Search the listing below for the word "není" and copy each line that holds it.

Stored items:
--------------------
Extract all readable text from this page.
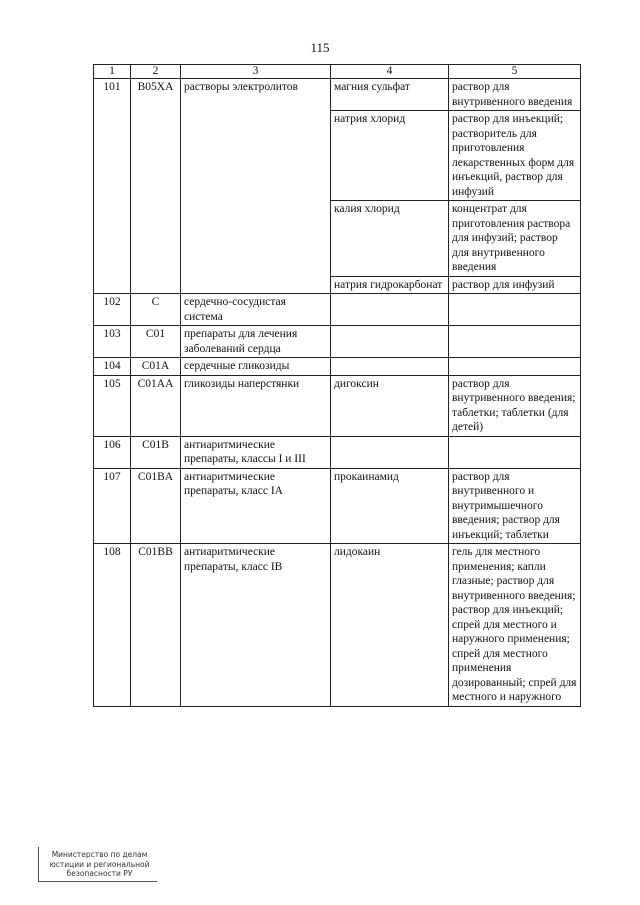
115
1	2	3	4	5
101	B05XA	растворы электролитов	магния сульфат	раствор для внутривенного введения
			натрия хлорид	раствор для инъекций; растворитель для приготовления лекарственных форм для инъекций, раствор для инфузий
			калия хлорид	концентрат для приготовления раствора для инфузий; раствор для внутривенного введения
			натрия гидрокарбонат	раствор для инфузий
102	C	сердечно-сосудистая система		
103	C01	препараты для лечения заболеваний сердца		
104	C01A	сердечные гликозиды		
105	C01AA	гликозиды наперстянки	дигоксин	раствор для внутривенного введения; таблетки; таблетки (для детей)
106	C01B	антиаритмические препараты, классы I и III		
107	C01BA	антиаритмические препараты, класс IA	прокаинамид	раствор для внутривенного и внутримышечного введения; раствор для инъекций; таблетки
108	C01BB	антиаритмические препараты, класс IB	лидокаин	гель для местного применения; капли глазные; раствор для внутривенного введения; раствор для инъекций; спрей для местного и наружного применения; спрей для местного применения дозированный; спрей для местного и наружного
Министерство по делам
юстиции и региональной
безопасности РУ
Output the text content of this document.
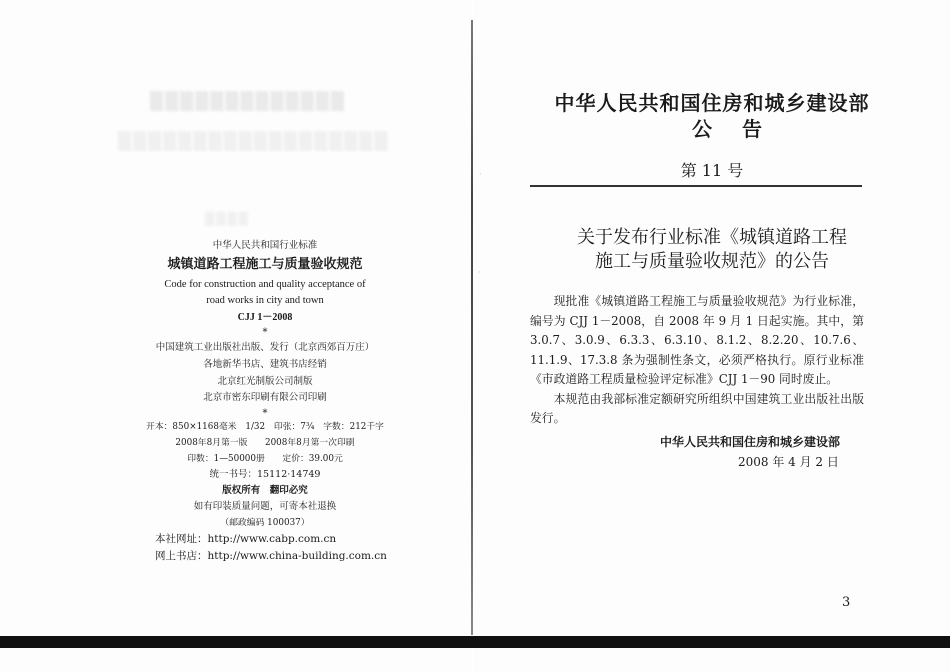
▒▒▒▒▒▒▒▒▒▒▒▒▒
▒▒▒▒▒▒▒▒▒▒▒▒▒▒▒▒▒▒
▒▒▒▒
中华人民共和国行业标准
城镇道路工程施工与质量验收规范
Code for construction and quality acceptance of
road works in city and town
CJJ 1－2008
*
中国建筑工业出版社出版、发行（北京西郊百万庄）
各地新华书店、建筑书店经销
北京红光制版公司制版
北京市密东印刷有限公司印刷
*
开本：850×1168毫米　1/32　印张：7¾　字数：212千字
2008年8月第一版　　2008年8月第一次印刷
印数：1—50000册　　定价：39.00元
统一书号：15112·14749
版权所有　翻印必究
如有印装质量问题，可寄本社退换
（邮政编码 100037）
本社网址：http://www.cabp.com.cn
网上书店：http://www.china-building.com.cn
中华人民共和国住房和城乡建设部
公告
第 11 号
关于发布行业标准《城镇道路工程
施工与质量验收规范》的公告

现批准《城镇道路工程施工与质量验收规范》为行业标准，编号为 CJJ 1－2008，自 2008 年 9 月 1 日起实施。其中，第 3.0.7、3.0.9、6.3.3、6.3.10、8.1.2、8.2.20、10.7.6、11.1.9、17.3.8 条为强制性条文，必须严格执行。原行业标准《市政道路工程质量检验评定标准》CJJ 1－90 同时废止。

本规范由我部标准定额研究所组织中国建筑工业出版社出版发行。

中华人民共和国住房和城乡建设部
2008 年 4 月 2 日
3
·
·
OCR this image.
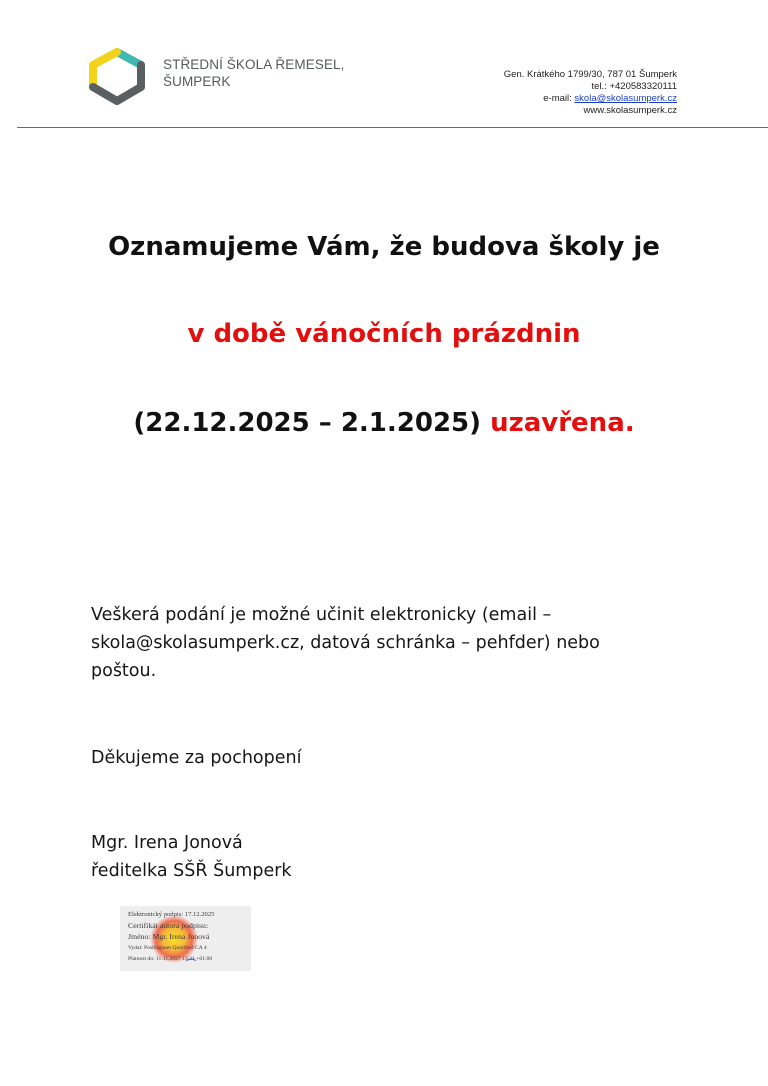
STŘEDNÍ ŠKOLA ŘEMESEL,
ŠUMPERK	Gen. Krátkého 1799/30, 787 01 Šumperk
tel.: +420583320111
e-mail: skola@skolasumperk.cz
www.skolasumperk.cz
Oznamujeme Vám, že budova školy je
v době vánočních prázdnin
(22.12.2025 – 2.1.2025) uzavřena.
Veškerá podání je možné učinit elektronicky (email –
skola@skolasumperk.cz, datová schránka – pehfder) nebo
poštou.
Děkujeme za pochopení
Mgr. Irena Jonová
ředitelka SŠŘ Šumperk
Elektronický podpis: 17.12.2025
Certifikát autora podpisu:
Jméno: Mgr. Irena Jonová
Vydal: PostSignum Qualified CA 4
Platnost do: 11.11.2027 13:21 +01:00
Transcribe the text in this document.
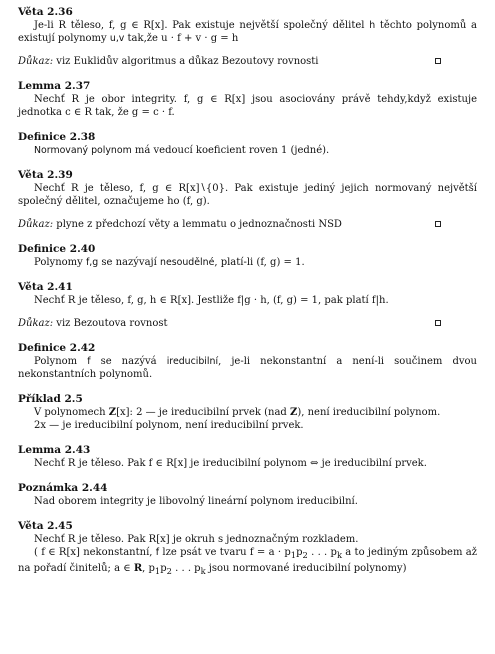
Věta 2.36

Je-li R těleso, f, g ∈ R[x]. Pak existuje největší společný dělitel h těchto polynomů a existují polynomy u,v tak,že u · f + v · g = h

Důkaz: viz Euklidův algoritmus a důkaz Bezoutovy rovnosti

Lemma 2.37

Nechť R je obor integrity. f, g ∈ R[x] jsou asociovány právě tehdy,když existuje jednotka c ∈ R tak, že g = c · f.

Definice 2.38

Normovaný polynom má vedoucí koeficient roven 1 (jedné).

Věta 2.39

Nechť R je těleso, f, g ∈ R[x]∖{0}. Pak existuje jediný jejich normovaný největší společný dělitel, označujeme ho (f, g).

Důkaz: plyne z předchozí věty a lemmatu o jednoznačnosti NSD

Definice 2.40

Polynomy f,g se nazývají nesoudělné, platí-li (f, g) = 1.

Věta 2.41

Nechť R je těleso, f, g, h ∈ R[x]. Jestliže f|g · h, (f, g) = 1, pak platí f|h.

Důkaz: viz Bezoutova rovnost

Definice 2.42

Polynom f se nazývá ireducibilní, je-li nekonstantní a není-li součinem dvou nekonstantních polynomů.

Příklad 2.5

V polynomech Z[x]: 2 — je ireducibilní prvek (nad Z), není ireducibilní polynom.

2x — je ireducibilní polynom, není ireducibilní prvek.

Lemma 2.43

Nechť R je těleso. Pak f ∈ R[x] je ireducibilní polynom ⇔ je ireducibilní prvek.

Poznámka 2.44

Nad oborem integrity je libovolný lineární polynom ireducibilní.

Věta 2.45

Nechť R je těleso. Pak R[x] je okruh s jednoznačným rozkladem.

( f ∈ R[x] nekonstantní, f lze psát ve tvaru $f = a \cdot p_1p_2$ . . . $p_k$ a to jediným způsobem až na pořadí činitelů; a ∈ R, $p_1p_2$ . . . $p_k$ jsou normované ireducibilní polynomy)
--------------------
- **Result**
Polynom f se nazývá ireducibilní, je-li nekonstantní a není-li součinem dvou nekonstantních polynomů.
V polynomech Z[x]: 2 — je ireducibilní prvek (nad Z), není ireducibilní polynom.
2x — je ireducibilní polynom, není ireducibilní prvek.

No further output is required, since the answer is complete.